Stored data entries:
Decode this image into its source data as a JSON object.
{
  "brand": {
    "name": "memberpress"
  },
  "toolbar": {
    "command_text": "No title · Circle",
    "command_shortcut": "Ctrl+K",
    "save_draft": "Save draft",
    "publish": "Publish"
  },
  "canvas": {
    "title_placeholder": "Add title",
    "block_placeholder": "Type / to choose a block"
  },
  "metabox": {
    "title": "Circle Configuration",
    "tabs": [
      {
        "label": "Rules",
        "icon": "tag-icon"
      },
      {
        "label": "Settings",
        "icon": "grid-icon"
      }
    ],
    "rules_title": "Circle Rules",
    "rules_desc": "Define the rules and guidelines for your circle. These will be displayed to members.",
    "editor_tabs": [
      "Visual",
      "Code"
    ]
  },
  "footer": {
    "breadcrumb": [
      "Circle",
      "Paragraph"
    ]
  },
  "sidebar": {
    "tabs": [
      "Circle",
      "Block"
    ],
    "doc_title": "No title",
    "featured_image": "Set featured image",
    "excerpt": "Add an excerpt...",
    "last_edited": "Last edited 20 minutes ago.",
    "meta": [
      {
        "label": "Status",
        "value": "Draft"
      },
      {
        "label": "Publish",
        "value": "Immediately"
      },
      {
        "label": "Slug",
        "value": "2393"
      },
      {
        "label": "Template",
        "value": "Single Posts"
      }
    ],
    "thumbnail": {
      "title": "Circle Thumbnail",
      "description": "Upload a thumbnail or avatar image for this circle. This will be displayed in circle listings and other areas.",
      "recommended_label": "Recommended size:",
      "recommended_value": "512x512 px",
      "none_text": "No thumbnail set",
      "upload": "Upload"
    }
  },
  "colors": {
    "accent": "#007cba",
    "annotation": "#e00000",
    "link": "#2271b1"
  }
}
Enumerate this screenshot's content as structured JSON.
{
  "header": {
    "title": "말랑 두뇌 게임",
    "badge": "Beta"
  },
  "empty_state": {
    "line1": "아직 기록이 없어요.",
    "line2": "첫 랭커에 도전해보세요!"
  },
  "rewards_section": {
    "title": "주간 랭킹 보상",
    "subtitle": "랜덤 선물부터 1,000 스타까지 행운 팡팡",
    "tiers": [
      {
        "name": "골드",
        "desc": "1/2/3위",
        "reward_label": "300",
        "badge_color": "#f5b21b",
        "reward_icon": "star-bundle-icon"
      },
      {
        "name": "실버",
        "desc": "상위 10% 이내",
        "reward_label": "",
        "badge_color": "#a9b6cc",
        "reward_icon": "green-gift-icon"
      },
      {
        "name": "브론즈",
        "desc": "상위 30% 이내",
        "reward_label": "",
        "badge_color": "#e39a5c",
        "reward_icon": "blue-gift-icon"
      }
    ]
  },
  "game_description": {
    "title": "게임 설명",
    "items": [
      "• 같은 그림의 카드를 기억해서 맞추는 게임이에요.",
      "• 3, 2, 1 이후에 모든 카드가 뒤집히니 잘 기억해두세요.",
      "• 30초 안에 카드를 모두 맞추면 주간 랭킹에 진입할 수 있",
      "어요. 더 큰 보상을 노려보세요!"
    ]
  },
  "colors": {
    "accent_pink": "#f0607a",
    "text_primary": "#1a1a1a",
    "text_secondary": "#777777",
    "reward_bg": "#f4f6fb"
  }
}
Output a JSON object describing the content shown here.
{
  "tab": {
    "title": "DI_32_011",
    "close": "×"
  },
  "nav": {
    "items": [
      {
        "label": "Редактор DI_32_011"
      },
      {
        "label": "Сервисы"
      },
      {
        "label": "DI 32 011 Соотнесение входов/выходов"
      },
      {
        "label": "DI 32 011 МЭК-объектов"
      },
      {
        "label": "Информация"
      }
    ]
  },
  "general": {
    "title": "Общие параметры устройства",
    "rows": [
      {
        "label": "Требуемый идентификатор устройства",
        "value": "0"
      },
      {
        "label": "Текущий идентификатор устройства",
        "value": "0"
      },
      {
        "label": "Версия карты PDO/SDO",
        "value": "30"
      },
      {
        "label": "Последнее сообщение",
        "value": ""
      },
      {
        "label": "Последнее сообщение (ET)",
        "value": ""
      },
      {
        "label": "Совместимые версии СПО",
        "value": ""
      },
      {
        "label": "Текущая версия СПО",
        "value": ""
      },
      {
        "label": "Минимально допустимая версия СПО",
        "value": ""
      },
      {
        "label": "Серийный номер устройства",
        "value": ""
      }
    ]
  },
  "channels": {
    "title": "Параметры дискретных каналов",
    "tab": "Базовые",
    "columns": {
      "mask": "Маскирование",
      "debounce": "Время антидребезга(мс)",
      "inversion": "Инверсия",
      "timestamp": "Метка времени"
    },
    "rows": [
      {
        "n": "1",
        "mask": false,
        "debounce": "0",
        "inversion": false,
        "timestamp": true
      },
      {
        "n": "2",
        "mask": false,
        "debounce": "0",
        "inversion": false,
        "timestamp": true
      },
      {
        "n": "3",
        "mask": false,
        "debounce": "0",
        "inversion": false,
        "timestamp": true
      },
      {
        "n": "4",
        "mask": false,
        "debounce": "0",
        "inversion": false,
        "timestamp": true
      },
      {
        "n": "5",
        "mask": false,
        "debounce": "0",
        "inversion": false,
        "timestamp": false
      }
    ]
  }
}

_WHAT TO WORK ON_. Extract every record. Keep wording exact.

_SOLVED EXERCISE_.
Decode this image into its source data as a JSON object.
{
  "brand": {
    "name": "memberpress"
  },
  "toolbar": {
    "command_text": "No title · Circle",
    "command_shortcut": "Ctrl+K",
    "save_draft": "Save draft",
    "publish": "Publish"
  },
  "canvas": {
    "title_placeholder": "Add title",
    "block_placeholder": "Type / to choose a block"
  },
  "metabox": {
    "title": "Circle Configuration",
    "tabs": [
      {
        "label": "Rules",
        "icon": "tag-icon"
      },
      {
        "label": "Settings",
        "icon": "grid-icon"
      }
    ],
    "rules_title": "Circle Rules",
    "rules_desc": "Define the rules and guidelines for your circle. These will be displayed to members.",
    "editor_tabs": [
      "Visual",
      "Code"
    ]
  },
  "footer": {
    "breadcrumb": [
      "Circle",
      "Paragraph"
    ]
  },
  "sidebar": {
    "tabs": [
      "Circle",
      "Block"
    ],
    "doc_title": "No title",
    "featured_image": "Set featured image",
    "excerpt": "Add an excerpt...",
    "last_edited": "Last edited 20 minutes ago.",
    "meta": [
      {
        "label": "Status",
        "value": "Draft"
      },
      {
        "label": "Publish",
        "value": "Immediately"
      },
      {
        "label": "Slug",
        "value": "2393"
      },
      {
        "label": "Template",
        "value": "Single Posts"
      }
    ],
    "thumbnail": {
      "title": "Circle Thumbnail",
      "description": "Upload a thumbnail or avatar image for this circle. This will be displayed in circle listings and other areas.",
      "recommended_label": "Recommended size:",
      "recommended_value": "512x512 px",
      "none_text": "No thumbnail set",
      "upload": "Upload"
    }
  },
  "colors": {
    "accent": "#007cba",
    "annotation": "#e00000",
    "link": "#2271b1"
  }
}
Enumerate this screenshot's content as structured JSON.
{
  "header": {
    "title": "말랑 두뇌 게임",
    "badge": "Beta"
  },
  "empty_state": {
    "line1": "아직 기록이 없어요.",
    "line2": "첫 랭커에 도전해보세요!"
  },
  "rewards_section": {
    "title": "주간 랭킹 보상",
    "subtitle": "랜덤 선물부터 1,000 스타까지 행운 팡팡",
    "tiers": [
      {
        "name": "골드",
        "desc": "1/2/3위",
        "reward_label": "300",
        "badge_color": "#f5b21b",
        "reward_icon": "star-bundle-icon"
      },
      {
        "name": "실버",
        "desc": "상위 10% 이내",
        "reward_label": "",
        "badge_color": "#a9b6cc",
        "reward_icon": "green-gift-icon"
      },
      {
        "name": "브론즈",
        "desc": "상위 30% 이내",
        "reward_label": "",
        "badge_color": "#e39a5c",
        "reward_icon": "blue-gift-icon"
      }
    ]
  },
  "game_description": {
    "title": "게임 설명",
    "items": [
      "• 같은 그림의 카드를 기억해서 맞추는 게임이에요.",
      "• 3, 2, 1 이후에 모든 카드가 뒤집히니 잘 기억해두세요.",
      "• 30초 안에 카드를 모두 맞추면 주간 랭킹에 진입할 수 있",
      "어요. 더 큰 보상을 노려보세요!"
    ]
  },
  "colors": {
    "accent_pink": "#f0607a",
    "text_primary": "#1a1a1a",
    "text_secondary": "#777777",
    "reward_bg": "#f4f6fb"
  }
}
Output a JSON object describing the content shown here.
{
  "tab": {
    "title": "DI_32_011",
    "close": "×"
  },
  "nav": {
    "items": [
      {
        "label": "Редактор DI_32_011"
      },
      {
        "label": "Сервисы"
      },
      {
        "label": "DI 32 011 Соотнесение входов/выходов"
      },
      {
        "label": "DI 32 011 МЭК-объектов"
      },
      {
        "label": "Информация"
      }
    ]
  },
  "general": {
    "title": "Общие параметры устройства",
    "rows": [
      {
        "label": "Требуемый идентификатор устройства",
        "value": "0"
      },
      {
        "label": "Текущий идентификатор устройства",
        "value": "0"
      },
      {
        "label": "Версия карты PDO/SDO",
        "value": "30"
      },
      {
        "label": "Последнее сообщение",
        "value": ""
      },
      {
        "label": "Последнее сообщение (ET)",
        "value": ""
      },
      {
        "label": "Совместимые версии СПО",
        "value": ""
      },
      {
        "label": "Текущая версия СПО",
        "value": ""
      },
      {
        "label": "Минимально допустимая версия СПО",
        "value": ""
      },
      {
        "label": "Серийный номер устройства",
        "value": ""
      }
    ]
  },
  "channels": {
    "title": "Параметры дискретных каналов",
    "tab": "Базовые",
    "columns": {
      "mask": "Маскирование",
      "debounce": "Время антидребезга(мс)",
      "inversion": "Инверсия",
      "timestamp": "Метка времени"
    },
    "rows": [
      {
        "n": "1",
        "mask": false,
        "debounce": "0",
        "inversion": false,
        "timestamp": true
      },
      {
        "n": "2",
        "mask": false,
        "debounce": "0",
        "inversion": false,
        "timestamp": true
      },
      {
        "n": "3",
        "mask": false,
        "debounce": "0",
        "inversion": false,
        "timestamp": true
      },
      {
        "n": "4",
        "mask": false,
        "debounce": "0",
        "inversion": false,
        "timestamp": true
      },
      {
        "n": "5",
        "mask": false,
        "debounce": "0",
        "inversion": false,
        "timestamp": false
      }
    ]
  }
}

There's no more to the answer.